Output the entries verbatim, including every line.
#### Information supplied ####
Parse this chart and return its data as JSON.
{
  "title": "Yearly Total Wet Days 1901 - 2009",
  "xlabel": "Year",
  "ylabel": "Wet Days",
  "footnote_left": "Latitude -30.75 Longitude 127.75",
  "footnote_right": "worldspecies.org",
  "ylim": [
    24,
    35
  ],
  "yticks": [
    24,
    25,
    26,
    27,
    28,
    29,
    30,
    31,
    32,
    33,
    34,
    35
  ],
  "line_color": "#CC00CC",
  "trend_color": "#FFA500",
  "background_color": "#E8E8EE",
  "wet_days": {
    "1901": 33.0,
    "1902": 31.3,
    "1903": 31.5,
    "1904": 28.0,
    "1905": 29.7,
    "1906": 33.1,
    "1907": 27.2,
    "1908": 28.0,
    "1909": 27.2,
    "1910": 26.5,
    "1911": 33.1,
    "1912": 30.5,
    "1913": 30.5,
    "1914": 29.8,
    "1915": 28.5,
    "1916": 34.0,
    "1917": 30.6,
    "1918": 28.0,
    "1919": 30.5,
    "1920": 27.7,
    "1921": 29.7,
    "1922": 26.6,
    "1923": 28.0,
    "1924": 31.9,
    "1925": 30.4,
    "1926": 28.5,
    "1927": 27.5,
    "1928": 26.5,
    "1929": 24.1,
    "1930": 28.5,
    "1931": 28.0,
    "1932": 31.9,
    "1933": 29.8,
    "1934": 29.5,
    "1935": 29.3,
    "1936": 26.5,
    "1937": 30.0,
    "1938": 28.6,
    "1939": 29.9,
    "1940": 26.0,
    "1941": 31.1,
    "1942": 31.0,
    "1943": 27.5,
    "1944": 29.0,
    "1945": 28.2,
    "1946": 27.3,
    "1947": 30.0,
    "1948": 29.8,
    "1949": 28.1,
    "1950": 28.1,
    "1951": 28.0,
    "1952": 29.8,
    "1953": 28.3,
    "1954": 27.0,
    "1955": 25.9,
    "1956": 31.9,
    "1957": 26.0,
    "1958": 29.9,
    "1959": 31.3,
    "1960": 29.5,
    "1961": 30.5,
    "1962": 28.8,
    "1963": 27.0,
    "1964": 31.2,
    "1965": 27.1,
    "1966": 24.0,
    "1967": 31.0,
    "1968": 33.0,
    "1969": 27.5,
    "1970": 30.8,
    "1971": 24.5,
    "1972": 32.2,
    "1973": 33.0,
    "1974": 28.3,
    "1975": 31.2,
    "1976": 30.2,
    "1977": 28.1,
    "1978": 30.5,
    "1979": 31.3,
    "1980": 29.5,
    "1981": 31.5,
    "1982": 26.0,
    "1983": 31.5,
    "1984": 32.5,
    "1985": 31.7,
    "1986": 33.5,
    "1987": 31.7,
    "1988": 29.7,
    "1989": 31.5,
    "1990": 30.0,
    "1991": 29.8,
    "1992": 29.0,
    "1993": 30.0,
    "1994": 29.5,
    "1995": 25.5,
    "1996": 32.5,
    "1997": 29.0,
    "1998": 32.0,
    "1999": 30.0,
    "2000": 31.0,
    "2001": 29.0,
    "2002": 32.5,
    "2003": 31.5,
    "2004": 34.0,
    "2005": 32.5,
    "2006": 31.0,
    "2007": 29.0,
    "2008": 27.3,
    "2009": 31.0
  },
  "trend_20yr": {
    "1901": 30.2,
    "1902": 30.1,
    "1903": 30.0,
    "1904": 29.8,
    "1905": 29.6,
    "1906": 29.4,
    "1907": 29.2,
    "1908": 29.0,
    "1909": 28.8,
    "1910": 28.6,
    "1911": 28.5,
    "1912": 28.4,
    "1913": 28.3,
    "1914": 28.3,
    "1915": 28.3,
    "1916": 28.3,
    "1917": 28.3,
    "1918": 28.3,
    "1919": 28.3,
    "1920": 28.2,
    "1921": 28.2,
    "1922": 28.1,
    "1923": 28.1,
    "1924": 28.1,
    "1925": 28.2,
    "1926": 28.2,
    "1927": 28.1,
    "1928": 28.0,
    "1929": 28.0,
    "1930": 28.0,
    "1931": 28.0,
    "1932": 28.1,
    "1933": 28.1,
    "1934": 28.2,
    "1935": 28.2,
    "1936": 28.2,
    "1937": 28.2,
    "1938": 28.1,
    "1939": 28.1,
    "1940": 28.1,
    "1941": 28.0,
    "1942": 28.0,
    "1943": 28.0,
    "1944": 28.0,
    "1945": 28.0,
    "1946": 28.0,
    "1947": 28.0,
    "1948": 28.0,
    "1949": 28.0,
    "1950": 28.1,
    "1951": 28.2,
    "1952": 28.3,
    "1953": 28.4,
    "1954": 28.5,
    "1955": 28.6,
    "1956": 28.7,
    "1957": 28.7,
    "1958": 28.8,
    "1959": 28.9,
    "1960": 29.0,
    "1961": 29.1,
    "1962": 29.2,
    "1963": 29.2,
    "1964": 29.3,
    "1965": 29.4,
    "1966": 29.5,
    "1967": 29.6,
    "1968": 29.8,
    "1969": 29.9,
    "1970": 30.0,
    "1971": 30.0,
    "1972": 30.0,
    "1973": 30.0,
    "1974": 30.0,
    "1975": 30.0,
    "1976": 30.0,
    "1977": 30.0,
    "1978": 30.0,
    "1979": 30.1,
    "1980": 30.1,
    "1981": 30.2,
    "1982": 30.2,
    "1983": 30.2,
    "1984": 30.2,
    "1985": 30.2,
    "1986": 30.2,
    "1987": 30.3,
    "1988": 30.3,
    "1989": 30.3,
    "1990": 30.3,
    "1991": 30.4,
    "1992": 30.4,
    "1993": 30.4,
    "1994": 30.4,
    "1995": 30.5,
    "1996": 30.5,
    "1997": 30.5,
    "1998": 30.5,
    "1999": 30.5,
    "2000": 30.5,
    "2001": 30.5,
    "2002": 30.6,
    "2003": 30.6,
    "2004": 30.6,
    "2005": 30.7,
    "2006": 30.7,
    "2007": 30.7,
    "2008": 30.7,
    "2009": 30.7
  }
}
####
* Expected answer *
Parse this chart and return its data as JSON.
{
  "title": "Yearly Total Wet Days 1901 - 2009",
  "xlabel": "Year",
  "ylabel": "Wet Days",
  "footnote_left": "Latitude -30.75 Longitude 127.75",
  "footnote_right": "worldspecies.org",
  "ylim": [
    24,
    35
  ],
  "yticks": [
    24,
    25,
    26,
    27,
    28,
    29,
    30,
    31,
    32,
    33,
    34,
    35
  ],
  "line_color": "#CC00CC",
  "trend_color": "#FFA500",
  "background_color": "#E8E8EE",
  "wet_days": {
    "1901": 33.0,
    "1902": 31.3,
    "1903": 31.5,
    "1904": 28.0,
    "1905": 29.7,
    "1906": 33.1,
    "1907": 27.2,
    "1908": 28.0,
    "1909": 27.2,
    "1910": 26.5,
    "1911": 33.1,
    "1912": 30.5,
    "1913": 30.5,
    "1914": 29.8,
    "1915": 28.5,
    "1916": 34.0,
    "1917": 30.6,
    "1918": 28.0,
    "1919": 30.5,
    "1920": 27.7,
    "1921": 29.7,
    "1922": 26.6,
    "1923": 28.0,
    "1924": 31.9,
    "1925": 30.4,
    "1926": 28.5,
    "1927": 27.5,
    "1928": 26.5,
    "1929": 24.1,
    "1930": 28.5,
    "1931": 28.0,
    "1932": 31.9,
    "1933": 29.8,
    "1934": 29.5,
    "1935": 29.3,
    "1936": 26.5,
    "1937": 30.0,
    "1938": 28.6,
    "1939": 29.9,
    "1940": 26.0,
    "1941": 31.1,
    "1942": 31.0,
    "1943": 27.5,
    "1944": 29.0,
    "1945": 28.2,
    "1946": 27.3,
    "1947": 30.0,
    "1948": 29.8,
    "1949": 28.1,
    "1950": 28.1,
    "1951": 28.0,
    "1952": 29.8,
    "1953": 28.3,
    "1954": 27.0,
    "1955": 25.9,
    "1956": 31.9,
    "1957": 26.0,
    "1958": 29.9,
    "1959": 31.3,
    "1960": 29.5,
    "1961": 30.5,
    "1962": 28.8,
    "1963": 27.0,
    "1964": 31.2,
    "1965": 27.1,
    "1966": 24.0,
    "1967": 31.0,
    "1968": 33.0,
    "1969": 27.5,
    "1970": 30.8,
    "1971": 24.5,
    "1972": 32.2,
    "1973": 33.0,
    "1974": 28.3,
    "1975": 31.2,
    "1976": 30.2,
    "1977": 28.1,
    "1978": 30.5,
    "1979": 31.3,
    "1980": 29.5,
    "1981": 31.5,
    "1982": 26.0,
    "1983": 31.5,
    "1984": 32.5,
    "1985": 31.7,
    "1986": 33.5,
    "1987": 31.7,
    "1988": 29.7,
    "1989": 31.5,
    "1990": 30.0,
    "1991": 29.8,
    "1992": 29.0,
    "1993": 30.0,
    "1994": 29.5,
    "1995": 25.5,
    "1996": 32.5,
    "1997": 29.0,
    "1998": 32.0,
    "1999": 30.0,
    "2000": 31.0,
    "2001": 29.0,
    "2002": 32.5,
    "2003": 31.5,
    "2004": 34.0,
    "2005": 32.5,
    "2006": 31.0,
    "2007": 29.0,
    "2008": 27.3,
    "2009": 31.0
  },
  "trend_20yr": {
    "1901": 30.2,
    "1902": 30.1,
    "1903": 30.0,
    "1904": 29.8,
    "1905": 29.6,
    "1906": 29.4,
    "1907": 29.2,
    "1908": 29.0,
    "1909": 28.8,
    "1910": 28.6,
    "1911": 28.5,
    "1912": 28.4,
    "1913": 28.3,
    "1914": 28.3,
    "1915": 28.3,
    "1916": 28.3,
    "1917": 28.3,
    "1918": 28.3,
    "1919": 28.3,
    "1920": 28.2,
    "1921": 28.2,
    "1922": 28.1,
    "1923": 28.1,
    "1924": 28.1,
    "1925": 28.2,
    "1926": 28.2,
    "1927": 28.1,
    "1928": 28.0,
    "1929": 28.0,
    "1930": 28.0,
    "1931": 28.0,
    "1932": 28.1,
    "1933": 28.1,
    "1934": 28.2,
    "1935": 28.2,
    "1936": 28.2,
    "1937": 28.2,
    "1938": 28.1,
    "1939": 28.1,
    "1940": 28.1,
    "1941": 28.0,
    "1942": 28.0,
    "1943": 28.0,
    "1944": 28.0,
    "1945": 28.0,
    "1946": 28.0,
    "1947": 28.0,
    "1948": 28.0,
    "1949": 28.0,
    "1950": 28.1,
    "1951": 28.2,
    "1952": 28.3,
    "1953": 28.4,
    "1954": 28.5,
    "1955": 28.6,
    "1956": 28.7,
    "1957": 28.7,
    "1958": 28.8,
    "1959": 28.9,
    "1960": 29.0,
    "1961": 29.1,
    "1962": 29.2,
    "1963": 29.2,
    "1964": 29.3,
    "1965": 29.4,
    "1966": 29.5,
    "1967": 29.6,
    "1968": 29.8,
    "1969": 29.9,
    "1970": 30.0,
    "1971": 30.0,
    "1972": 30.0,
    "1973": 30.0,
    "1974": 30.0,
    "1975": 30.0,
    "1976": 30.0,
    "1977": 30.0,
    "1978": 30.0,
    "1979": 30.1,
    "1980": 30.1,
    "1981": 30.2,
    "1982": 30.2,
    "1983": 30.2,
    "1984": 30.2,
    "1985": 30.2,
    "1986": 30.2,
    "1987": 30.3,
    "1988": 30.3,
    "1989": 30.3,
    "1990": 30.3,
    "1991": 30.4,
    "1992": 30.4,
    "1993": 30.4,
    "1994": 30.4,
    "1995": 30.5,
    "1996": 30.5,
    "1997": 30.5,
    "1998": 30.5,
    "1999": 30.5,
    "2000": 30.5,
    "2001": 30.5,
    "2002": 30.6,
    "2003": 30.6,
    "2004": 30.6,
    "2005": 30.7,
    "2006": 30.7,
    "2007": 30.7,
    "2008": 30.7,
    "2009": 30.7
  }
}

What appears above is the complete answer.